→ **WHAT IS REQUIRED**:
Repeat all entries exactly.

→ **SUPPLIED RECORDS**:
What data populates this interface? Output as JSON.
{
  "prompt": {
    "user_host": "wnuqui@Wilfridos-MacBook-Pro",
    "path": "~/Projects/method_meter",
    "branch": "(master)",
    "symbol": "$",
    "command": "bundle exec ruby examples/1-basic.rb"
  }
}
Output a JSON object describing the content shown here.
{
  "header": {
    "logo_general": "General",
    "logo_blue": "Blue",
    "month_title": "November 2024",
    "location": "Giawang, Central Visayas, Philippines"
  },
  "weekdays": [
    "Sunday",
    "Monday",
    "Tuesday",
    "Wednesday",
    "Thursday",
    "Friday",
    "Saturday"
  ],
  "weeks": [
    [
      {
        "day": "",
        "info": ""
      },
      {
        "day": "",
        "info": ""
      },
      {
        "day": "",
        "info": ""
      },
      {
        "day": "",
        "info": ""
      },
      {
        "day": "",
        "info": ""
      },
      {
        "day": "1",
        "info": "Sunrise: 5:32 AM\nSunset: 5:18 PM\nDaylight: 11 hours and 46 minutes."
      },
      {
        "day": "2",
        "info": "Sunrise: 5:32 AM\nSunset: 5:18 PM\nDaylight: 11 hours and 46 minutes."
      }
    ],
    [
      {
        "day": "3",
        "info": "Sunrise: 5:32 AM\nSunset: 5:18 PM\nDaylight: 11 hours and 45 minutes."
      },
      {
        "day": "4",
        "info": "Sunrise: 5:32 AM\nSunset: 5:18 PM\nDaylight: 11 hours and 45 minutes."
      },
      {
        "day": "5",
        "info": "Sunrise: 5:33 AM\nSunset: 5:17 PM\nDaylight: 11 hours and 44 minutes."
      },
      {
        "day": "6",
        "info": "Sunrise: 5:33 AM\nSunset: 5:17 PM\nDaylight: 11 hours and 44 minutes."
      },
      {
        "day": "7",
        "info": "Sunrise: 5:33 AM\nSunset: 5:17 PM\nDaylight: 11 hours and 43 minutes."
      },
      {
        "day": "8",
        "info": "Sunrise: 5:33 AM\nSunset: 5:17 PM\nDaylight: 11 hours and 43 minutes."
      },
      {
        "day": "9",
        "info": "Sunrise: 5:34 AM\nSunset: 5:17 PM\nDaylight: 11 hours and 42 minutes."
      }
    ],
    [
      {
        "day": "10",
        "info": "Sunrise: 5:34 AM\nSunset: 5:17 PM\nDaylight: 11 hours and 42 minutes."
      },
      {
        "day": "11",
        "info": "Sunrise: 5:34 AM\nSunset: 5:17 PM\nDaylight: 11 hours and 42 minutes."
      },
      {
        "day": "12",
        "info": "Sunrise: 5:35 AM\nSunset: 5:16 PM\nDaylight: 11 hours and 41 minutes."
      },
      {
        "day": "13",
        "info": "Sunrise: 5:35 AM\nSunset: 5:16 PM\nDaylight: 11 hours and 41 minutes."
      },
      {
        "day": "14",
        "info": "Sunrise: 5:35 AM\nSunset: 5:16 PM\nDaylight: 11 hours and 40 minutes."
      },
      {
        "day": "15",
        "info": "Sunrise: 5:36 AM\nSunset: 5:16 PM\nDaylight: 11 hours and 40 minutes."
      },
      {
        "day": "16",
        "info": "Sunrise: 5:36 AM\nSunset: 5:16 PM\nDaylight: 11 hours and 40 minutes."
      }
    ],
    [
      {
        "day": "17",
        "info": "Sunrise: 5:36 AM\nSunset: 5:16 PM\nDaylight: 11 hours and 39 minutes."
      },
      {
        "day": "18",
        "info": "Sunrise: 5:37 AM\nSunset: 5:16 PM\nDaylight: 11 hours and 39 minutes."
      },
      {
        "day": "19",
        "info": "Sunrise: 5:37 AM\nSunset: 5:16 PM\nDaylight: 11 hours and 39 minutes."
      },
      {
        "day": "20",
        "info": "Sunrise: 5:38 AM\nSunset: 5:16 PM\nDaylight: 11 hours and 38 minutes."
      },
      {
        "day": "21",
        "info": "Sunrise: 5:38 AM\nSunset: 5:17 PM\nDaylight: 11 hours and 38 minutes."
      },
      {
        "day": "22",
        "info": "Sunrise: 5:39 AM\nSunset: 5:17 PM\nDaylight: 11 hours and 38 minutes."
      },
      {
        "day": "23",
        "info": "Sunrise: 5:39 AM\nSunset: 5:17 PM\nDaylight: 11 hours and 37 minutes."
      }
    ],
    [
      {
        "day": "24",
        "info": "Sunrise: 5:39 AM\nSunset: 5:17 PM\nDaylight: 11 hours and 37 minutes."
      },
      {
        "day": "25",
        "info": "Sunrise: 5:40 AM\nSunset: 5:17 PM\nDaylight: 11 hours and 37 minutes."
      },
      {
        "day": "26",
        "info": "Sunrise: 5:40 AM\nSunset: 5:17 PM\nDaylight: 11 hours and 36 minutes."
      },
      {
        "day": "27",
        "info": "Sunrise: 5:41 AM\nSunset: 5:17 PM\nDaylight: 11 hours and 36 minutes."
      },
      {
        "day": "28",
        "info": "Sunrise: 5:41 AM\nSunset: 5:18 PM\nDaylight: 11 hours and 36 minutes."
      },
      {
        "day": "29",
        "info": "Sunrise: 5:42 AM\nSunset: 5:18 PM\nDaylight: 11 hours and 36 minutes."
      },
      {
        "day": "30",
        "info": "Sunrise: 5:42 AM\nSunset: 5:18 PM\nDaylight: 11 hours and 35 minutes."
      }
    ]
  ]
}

→ **WRITTEN RESPONSE**:
What data populates this interface? Output as JSON.
{
  "prompt": {
    "user_host": "wnuqui@Wilfridos-MacBook-Pro",
    "path": "~/Projects/method_meter",
    "branch": "(master)",
    "symbol": "$",
    "command": "bundle exec ruby examples/1-basic.rb"
  }
}
Output a JSON object describing the content shown here.
{
  "header": {
    "logo_general": "General",
    "logo_blue": "Blue",
    "month_title": "November 2024",
    "location": "Giawang, Central Visayas, Philippines"
  },
  "weekdays": [
    "Sunday",
    "Monday",
    "Tuesday",
    "Wednesday",
    "Thursday",
    "Friday",
    "Saturday"
  ],
  "weeks": [
    [
      {
        "day": "",
        "info": ""
      },
      {
        "day": "",
        "info": ""
      },
      {
        "day": "",
        "info": ""
      },
      {
        "day": "",
        "info": ""
      },
      {
        "day": "",
        "info": ""
      },
      {
        "day": "1",
        "info": "Sunrise: 5:32 AM\nSunset: 5:18 PM\nDaylight: 11 hours and 46 minutes."
      },
      {
        "day": "2",
        "info": "Sunrise: 5:32 AM\nSunset: 5:18 PM\nDaylight: 11 hours and 46 minutes."
      }
    ],
    [
      {
        "day": "3",
        "info": "Sunrise: 5:32 AM\nSunset: 5:18 PM\nDaylight: 11 hours and 45 minutes."
      },
      {
        "day": "4",
        "info": "Sunrise: 5:32 AM\nSunset: 5:18 PM\nDaylight: 11 hours and 45 minutes."
      },
      {
        "day": "5",
        "info": "Sunrise: 5:33 AM\nSunset: 5:17 PM\nDaylight: 11 hours and 44 minutes."
      },
      {
        "day": "6",
        "info": "Sunrise: 5:33 AM\nSunset: 5:17 PM\nDaylight: 11 hours and 44 minutes."
      },
      {
        "day": "7",
        "info": "Sunrise: 5:33 AM\nSunset: 5:17 PM\nDaylight: 11 hours and 43 minutes."
      },
      {
        "day": "8",
        "info": "Sunrise: 5:33 AM\nSunset: 5:17 PM\nDaylight: 11 hours and 43 minutes."
      },
      {
        "day": "9",
        "info": "Sunrise: 5:34 AM\nSunset: 5:17 PM\nDaylight: 11 hours and 42 minutes."
      }
    ],
    [
      {
        "day": "10",
        "info": "Sunrise: 5:34 AM\nSunset: 5:17 PM\nDaylight: 11 hours and 42 minutes."
      },
      {
        "day": "11",
        "info": "Sunrise: 5:34 AM\nSunset: 5:17 PM\nDaylight: 11 hours and 42 minutes."
      },
      {
        "day": "12",
        "info": "Sunrise: 5:35 AM\nSunset: 5:16 PM\nDaylight: 11 hours and 41 minutes."
      },
      {
        "day": "13",
        "info": "Sunrise: 5:35 AM\nSunset: 5:16 PM\nDaylight: 11 hours and 41 minutes."
      },
      {
        "day": "14",
        "info": "Sunrise: 5:35 AM\nSunset: 5:16 PM\nDaylight: 11 hours and 40 minutes."
      },
      {
        "day": "15",
        "info": "Sunrise: 5:36 AM\nSunset: 5:16 PM\nDaylight: 11 hours and 40 minutes."
      },
      {
        "day": "16",
        "info": "Sunrise: 5:36 AM\nSunset: 5:16 PM\nDaylight: 11 hours and 40 minutes."
      }
    ],
    [
      {
        "day": "17",
        "info": "Sunrise: 5:36 AM\nSunset: 5:16 PM\nDaylight: 11 hours and 39 minutes."
      },
      {
        "day": "18",
        "info": "Sunrise: 5:37 AM\nSunset: 5:16 PM\nDaylight: 11 hours and 39 minutes."
      },
      {
        "day": "19",
        "info": "Sunrise: 5:37 AM\nSunset: 5:16 PM\nDaylight: 11 hours and 39 minutes."
      },
      {
        "day": "20",
        "info": "Sunrise: 5:38 AM\nSunset: 5:16 PM\nDaylight: 11 hours and 38 minutes."
      },
      {
        "day": "21",
        "info": "Sunrise: 5:38 AM\nSunset: 5:17 PM\nDaylight: 11 hours and 38 minutes."
      },
      {
        "day": "22",
        "info": "Sunrise: 5:39 AM\nSunset: 5:17 PM\nDaylight: 11 hours and 38 minutes."
      },
      {
        "day": "23",
        "info": "Sunrise: 5:39 AM\nSunset: 5:17 PM\nDaylight: 11 hours and 37 minutes."
      }
    ],
    [
      {
        "day": "24",
        "info": "Sunrise: 5:39 AM\nSunset: 5:17 PM\nDaylight: 11 hours and 37 minutes."
      },
      {
        "day": "25",
        "info": "Sunrise: 5:40 AM\nSunset: 5:17 PM\nDaylight: 11 hours and 37 minutes."
      },
      {
        "day": "26",
        "info": "Sunrise: 5:40 AM\nSunset: 5:17 PM\nDaylight: 11 hours and 36 minutes."
      },
      {
        "day": "27",
        "info": "Sunrise: 5:41 AM\nSunset: 5:17 PM\nDaylight: 11 hours and 36 minutes."
      },
      {
        "day": "28",
        "info": "Sunrise: 5:41 AM\nSunset: 5:18 PM\nDaylight: 11 hours and 36 minutes."
      },
      {
        "day": "29",
        "info": "Sunrise: 5:42 AM\nSunset: 5:18 PM\nDaylight: 11 hours and 36 minutes."
      },
      {
        "day": "30",
        "info": "Sunrise: 5:42 AM\nSunset: 5:18 PM\nDaylight: 11 hours and 35 minutes."
      }
    ]
  ]
}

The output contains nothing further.